> _SUPPLIED MATERIAL_:
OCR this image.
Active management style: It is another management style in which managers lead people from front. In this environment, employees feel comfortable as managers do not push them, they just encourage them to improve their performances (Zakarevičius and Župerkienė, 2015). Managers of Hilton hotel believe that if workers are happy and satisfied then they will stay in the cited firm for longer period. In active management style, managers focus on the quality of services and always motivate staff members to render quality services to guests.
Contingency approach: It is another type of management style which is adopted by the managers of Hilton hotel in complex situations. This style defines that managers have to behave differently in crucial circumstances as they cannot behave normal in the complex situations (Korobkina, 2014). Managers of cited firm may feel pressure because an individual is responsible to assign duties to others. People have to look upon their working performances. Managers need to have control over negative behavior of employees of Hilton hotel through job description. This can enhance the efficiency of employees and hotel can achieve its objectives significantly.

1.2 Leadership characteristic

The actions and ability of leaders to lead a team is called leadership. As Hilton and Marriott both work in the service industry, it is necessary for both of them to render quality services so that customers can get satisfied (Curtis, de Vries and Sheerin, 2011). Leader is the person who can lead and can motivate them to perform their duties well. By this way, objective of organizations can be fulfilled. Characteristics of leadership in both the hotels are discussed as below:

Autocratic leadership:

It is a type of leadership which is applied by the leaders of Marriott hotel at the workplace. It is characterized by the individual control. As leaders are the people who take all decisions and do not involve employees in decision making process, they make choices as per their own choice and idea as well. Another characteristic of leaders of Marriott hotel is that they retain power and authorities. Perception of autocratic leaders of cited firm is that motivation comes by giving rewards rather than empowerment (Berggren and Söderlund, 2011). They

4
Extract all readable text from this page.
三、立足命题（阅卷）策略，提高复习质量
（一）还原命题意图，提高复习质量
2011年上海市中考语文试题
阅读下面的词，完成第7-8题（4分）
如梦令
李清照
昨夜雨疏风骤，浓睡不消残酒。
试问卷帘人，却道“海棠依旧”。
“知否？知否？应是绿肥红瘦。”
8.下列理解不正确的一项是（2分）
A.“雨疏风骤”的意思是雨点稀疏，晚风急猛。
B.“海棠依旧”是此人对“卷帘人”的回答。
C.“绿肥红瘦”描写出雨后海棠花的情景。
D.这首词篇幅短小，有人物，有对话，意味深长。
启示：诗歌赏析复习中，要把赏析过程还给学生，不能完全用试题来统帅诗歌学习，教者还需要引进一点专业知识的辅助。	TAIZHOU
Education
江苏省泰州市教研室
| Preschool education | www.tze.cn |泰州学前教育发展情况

> _AIM_:
Repeat every line of the material exactly as given.

> _RESPONSE BELOW_:
OCR this image.
Active management style: It is another management style in which managers lead people from front. In this environment, employees feel comfortable as managers do not push them, they just encourage them to improve their performances (Zakarevičius and Župerkienė, 2015). Managers of Hilton hotel believe that if workers are happy and satisfied then they will stay in the cited firm for longer period. In active management style, managers focus on the quality of services and always motivate staff members to render quality services to guests.
Contingency approach: It is another type of management style which is adopted by the managers of Hilton hotel in complex situations. This style defines that managers have to behave differently in crucial circumstances as they cannot behave normal in the complex situations (Korobkina, 2014). Managers of cited firm may feel pressure because an individual is responsible to assign duties to others. People have to look upon their working performances. Managers need to have control over negative behavior of employees of Hilton hotel through job description. This can enhance the efficiency of employees and hotel can achieve its objectives significantly.

1.2 Leadership characteristic

The actions and ability of leaders to lead a team is called leadership. As Hilton and Marriott both work in the service industry, it is necessary for both of them to render quality services so that customers can get satisfied (Curtis, de Vries and Sheerin, 2011). Leader is the person who can lead and can motivate them to perform their duties well. By this way, objective of organizations can be fulfilled. Characteristics of leadership in both the hotels are discussed as below:

Autocratic leadership:

It is a type of leadership which is applied by the leaders of Marriott hotel at the workplace. It is characterized by the individual control. As leaders are the people who take all decisions and do not involve employees in decision making process, they make choices as per their own choice and idea as well. Another characteristic of leaders of Marriott hotel is that they retain power and authorities. Perception of autocratic leaders of cited firm is that motivation comes by giving rewards rather than empowerment (Berggren and Söderlund, 2011). They

4
Extract all readable text from this page.
三、立足命题（阅卷）策略，提高复习质量
（一）还原命题意图，提高复习质量
2011年上海市中考语文试题
阅读下面的词，完成第7-8题（4分）
如梦令
李清照
昨夜雨疏风骤，浓睡不消残酒。
试问卷帘人，却道“海棠依旧”。
“知否？知否？应是绿肥红瘦。”
8.下列理解不正确的一项是（2分）
A.“雨疏风骤”的意思是雨点稀疏，晚风急猛。
B.“海棠依旧”是此人对“卷帘人”的回答。
C.“绿肥红瘦”描写出雨后海棠花的情景。
D.这首词篇幅短小，有人物，有对话，意味深长。
启示：诗歌赏析复习中，要把赏析过程还给学生，不能完全用试题来统帅诗歌学习，教者还需要引进一点专业知识的辅助。	TAIZHOU
Education
江苏省泰州市教研室
| Preschool education | www.tze.cn |泰州学前教育发展情况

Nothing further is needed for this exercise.